- _Directions_
Restate all of the entries exactly, dropping any pictures they hold.

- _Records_
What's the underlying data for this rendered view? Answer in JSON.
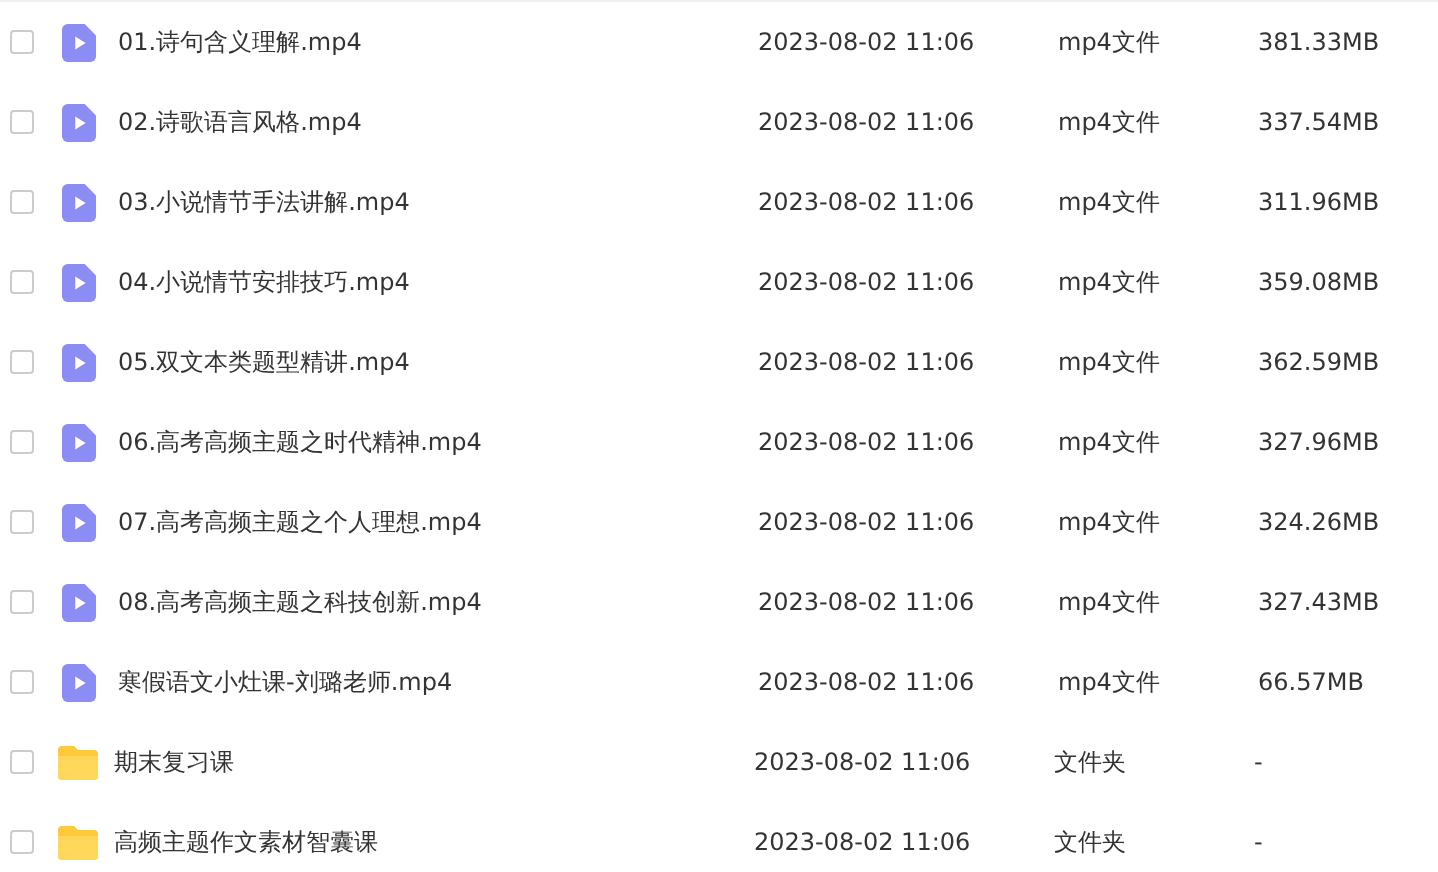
{
  "files": [
    {
      "kind": "video",
      "selected": false,
      "name": "01.诗句含义理解.mp4",
      "modified": "2023-08-02 11:06",
      "type": "mp4文件",
      "size": "381.33MB"
    },
    {
      "kind": "video",
      "selected": false,
      "name": "02.诗歌语言风格.mp4",
      "modified": "2023-08-02 11:06",
      "type": "mp4文件",
      "size": "337.54MB"
    },
    {
      "kind": "video",
      "selected": false,
      "name": "03.小说情节手法讲解.mp4",
      "modified": "2023-08-02 11:06",
      "type": "mp4文件",
      "size": "311.96MB"
    },
    {
      "kind": "video",
      "selected": false,
      "name": "04.小说情节安排技巧.mp4",
      "modified": "2023-08-02 11:06",
      "type": "mp4文件",
      "size": "359.08MB"
    },
    {
      "kind": "video",
      "selected": false,
      "name": "05.双文本类题型精讲.mp4",
      "modified": "2023-08-02 11:06",
      "type": "mp4文件",
      "size": "362.59MB"
    },
    {
      "kind": "video",
      "selected": false,
      "name": "06.高考高频主题之时代精神.mp4",
      "modified": "2023-08-02 11:06",
      "type": "mp4文件",
      "size": "327.96MB"
    },
    {
      "kind": "video",
      "selected": false,
      "name": "07.高考高频主题之个人理想.mp4",
      "modified": "2023-08-02 11:06",
      "type": "mp4文件",
      "size": "324.26MB"
    },
    {
      "kind": "video",
      "selected": false,
      "name": "08.高考高频主题之科技创新.mp4",
      "modified": "2023-08-02 11:06",
      "type": "mp4文件",
      "size": "327.43MB"
    },
    {
      "kind": "video",
      "selected": false,
      "name": "寒假语文小灶课-刘璐老师.mp4",
      "modified": "2023-08-02 11:06",
      "type": "mp4文件",
      "size": "66.57MB"
    },
    {
      "kind": "folder",
      "selected": false,
      "name": "期末复习课",
      "modified": "2023-08-02 11:06",
      "type": "文件夹",
      "size": "-"
    },
    {
      "kind": "folder",
      "selected": false,
      "name": "高频主题作文素材智囊课",
      "modified": "2023-08-02 11:06",
      "type": "文件夹",
      "size": "-"
    }
  ]
}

- _Full solution_
What's the underlying data for this rendered view? Answer in JSON.
{
  "files": [
    {
      "kind": "video",
      "selected": false,
      "name": "01.诗句含义理解.mp4",
      "modified": "2023-08-02 11:06",
      "type": "mp4文件",
      "size": "381.33MB"
    },
    {
      "kind": "video",
      "selected": false,
      "name": "02.诗歌语言风格.mp4",
      "modified": "2023-08-02 11:06",
      "type": "mp4文件",
      "size": "337.54MB"
    },
    {
      "kind": "video",
      "selected": false,
      "name": "03.小说情节手法讲解.mp4",
      "modified": "2023-08-02 11:06",
      "type": "mp4文件",
      "size": "311.96MB"
    },
    {
      "kind": "video",
      "selected": false,
      "name": "04.小说情节安排技巧.mp4",
      "modified": "2023-08-02 11:06",
      "type": "mp4文件",
      "size": "359.08MB"
    },
    {
      "kind": "video",
      "selected": false,
      "name": "05.双文本类题型精讲.mp4",
      "modified": "2023-08-02 11:06",
      "type": "mp4文件",
      "size": "362.59MB"
    },
    {
      "kind": "video",
      "selected": false,
      "name": "06.高考高频主题之时代精神.mp4",
      "modified": "2023-08-02 11:06",
      "type": "mp4文件",
      "size": "327.96MB"
    },
    {
      "kind": "video",
      "selected": false,
      "name": "07.高考高频主题之个人理想.mp4",
      "modified": "2023-08-02 11:06",
      "type": "mp4文件",
      "size": "324.26MB"
    },
    {
      "kind": "video",
      "selected": false,
      "name": "08.高考高频主题之科技创新.mp4",
      "modified": "2023-08-02 11:06",
      "type": "mp4文件",
      "size": "327.43MB"
    },
    {
      "kind": "video",
      "selected": false,
      "name": "寒假语文小灶课-刘璐老师.mp4",
      "modified": "2023-08-02 11:06",
      "type": "mp4文件",
      "size": "66.57MB"
    },
    {
      "kind": "folder",
      "selected": false,
      "name": "期末复习课",
      "modified": "2023-08-02 11:06",
      "type": "文件夹",
      "size": "-"
    },
    {
      "kind": "folder",
      "selected": false,
      "name": "高频主题作文素材智囊课",
      "modified": "2023-08-02 11:06",
      "type": "文件夹",
      "size": "-"
    }
  ]
}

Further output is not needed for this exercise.